Prompt — Copy out each line that mentions the word "parachute".
-- START OF Provided information --
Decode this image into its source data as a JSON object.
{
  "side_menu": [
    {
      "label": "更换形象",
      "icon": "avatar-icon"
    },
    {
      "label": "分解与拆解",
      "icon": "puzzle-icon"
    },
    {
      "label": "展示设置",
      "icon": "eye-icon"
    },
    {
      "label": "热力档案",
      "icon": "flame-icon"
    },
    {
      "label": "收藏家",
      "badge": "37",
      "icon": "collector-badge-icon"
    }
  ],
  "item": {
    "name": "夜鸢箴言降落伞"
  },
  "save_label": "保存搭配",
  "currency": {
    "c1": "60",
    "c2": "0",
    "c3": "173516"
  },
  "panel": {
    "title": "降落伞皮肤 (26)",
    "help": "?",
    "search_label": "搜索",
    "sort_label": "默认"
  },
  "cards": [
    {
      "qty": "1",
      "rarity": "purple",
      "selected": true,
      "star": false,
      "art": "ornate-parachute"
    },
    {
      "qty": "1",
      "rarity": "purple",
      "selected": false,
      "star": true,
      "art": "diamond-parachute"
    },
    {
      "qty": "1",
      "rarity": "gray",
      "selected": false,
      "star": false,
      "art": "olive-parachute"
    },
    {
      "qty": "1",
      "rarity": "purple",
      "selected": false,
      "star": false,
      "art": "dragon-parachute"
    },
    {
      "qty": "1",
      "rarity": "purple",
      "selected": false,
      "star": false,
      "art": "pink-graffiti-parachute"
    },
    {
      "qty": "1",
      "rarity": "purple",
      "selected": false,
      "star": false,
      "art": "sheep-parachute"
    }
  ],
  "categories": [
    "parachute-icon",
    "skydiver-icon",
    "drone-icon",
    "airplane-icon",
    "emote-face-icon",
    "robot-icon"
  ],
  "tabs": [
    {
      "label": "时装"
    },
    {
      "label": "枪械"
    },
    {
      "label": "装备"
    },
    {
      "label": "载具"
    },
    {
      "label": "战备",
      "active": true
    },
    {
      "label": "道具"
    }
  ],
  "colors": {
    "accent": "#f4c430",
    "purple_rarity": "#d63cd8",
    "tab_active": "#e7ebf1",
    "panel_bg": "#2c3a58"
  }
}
-- END OF Provided information --
The completed task —
      "art": "ornate-parachute"
      "art": "diamond-parachute"
      "art": "olive-parachute"
      "art": "dragon-parachute"
      "art": "pink-graffiti-parachute"
      "art": "sheep-parachute"
    "parachute-icon",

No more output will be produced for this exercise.